- _Problem requirements_: Would you output the whole listing below, exactly as it reads?

# START OF Given records

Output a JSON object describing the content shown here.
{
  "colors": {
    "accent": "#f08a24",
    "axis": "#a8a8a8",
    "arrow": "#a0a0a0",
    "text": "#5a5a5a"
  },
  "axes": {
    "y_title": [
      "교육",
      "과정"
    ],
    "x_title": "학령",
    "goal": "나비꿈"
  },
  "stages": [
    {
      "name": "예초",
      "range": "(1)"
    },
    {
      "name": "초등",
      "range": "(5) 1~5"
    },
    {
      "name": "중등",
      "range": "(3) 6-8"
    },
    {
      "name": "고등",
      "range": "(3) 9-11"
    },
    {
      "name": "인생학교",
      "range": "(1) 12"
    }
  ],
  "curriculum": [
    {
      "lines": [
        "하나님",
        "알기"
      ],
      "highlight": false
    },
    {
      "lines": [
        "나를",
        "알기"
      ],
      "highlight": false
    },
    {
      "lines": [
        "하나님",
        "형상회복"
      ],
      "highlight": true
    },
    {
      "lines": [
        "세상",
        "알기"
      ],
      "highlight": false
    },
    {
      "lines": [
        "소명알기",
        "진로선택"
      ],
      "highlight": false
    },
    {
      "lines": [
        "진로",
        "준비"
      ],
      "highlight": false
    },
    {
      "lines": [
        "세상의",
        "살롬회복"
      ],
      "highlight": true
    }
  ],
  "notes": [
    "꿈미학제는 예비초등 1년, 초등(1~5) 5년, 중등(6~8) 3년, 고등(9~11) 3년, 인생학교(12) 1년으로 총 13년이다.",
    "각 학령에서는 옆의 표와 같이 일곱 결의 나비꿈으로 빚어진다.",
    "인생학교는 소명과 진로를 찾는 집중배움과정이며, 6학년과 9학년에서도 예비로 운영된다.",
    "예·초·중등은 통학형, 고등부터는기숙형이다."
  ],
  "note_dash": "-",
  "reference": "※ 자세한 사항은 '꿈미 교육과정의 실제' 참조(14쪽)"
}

# END OF Given records

- _Task answer_:
Output a JSON object describing the content shown here.
{
  "colors": {
    "accent": "#f08a24",
    "axis": "#a8a8a8",
    "arrow": "#a0a0a0",
    "text": "#5a5a5a"
  },
  "axes": {
    "y_title": [
      "교육",
      "과정"
    ],
    "x_title": "학령",
    "goal": "나비꿈"
  },
  "stages": [
    {
      "name": "예초",
      "range": "(1)"
    },
    {
      "name": "초등",
      "range": "(5) 1~5"
    },
    {
      "name": "중등",
      "range": "(3) 6-8"
    },
    {
      "name": "고등",
      "range": "(3) 9-11"
    },
    {
      "name": "인생학교",
      "range": "(1) 12"
    }
  ],
  "curriculum": [
    {
      "lines": [
        "하나님",
        "알기"
      ],
      "highlight": false
    },
    {
      "lines": [
        "나를",
        "알기"
      ],
      "highlight": false
    },
    {
      "lines": [
        "하나님",
        "형상회복"
      ],
      "highlight": true
    },
    {
      "lines": [
        "세상",
        "알기"
      ],
      "highlight": false
    },
    {
      "lines": [
        "소명알기",
        "진로선택"
      ],
      "highlight": false
    },
    {
      "lines": [
        "진로",
        "준비"
      ],
      "highlight": false
    },
    {
      "lines": [
        "세상의",
        "살롬회복"
      ],
      "highlight": true
    }
  ],
  "notes": [
    "꿈미학제는 예비초등 1년, 초등(1~5) 5년, 중등(6~8) 3년, 고등(9~11) 3년, 인생학교(12) 1년으로 총 13년이다.",
    "각 학령에서는 옆의 표와 같이 일곱 결의 나비꿈으로 빚어진다.",
    "인생학교는 소명과 진로를 찾는 집중배움과정이며, 6학년과 9학년에서도 예비로 운영된다.",
    "예·초·중등은 통학형, 고등부터는기숙형이다."
  ],
  "note_dash": "-",
  "reference": "※ 자세한 사항은 '꿈미 교육과정의 실제' 참조(14쪽)"
}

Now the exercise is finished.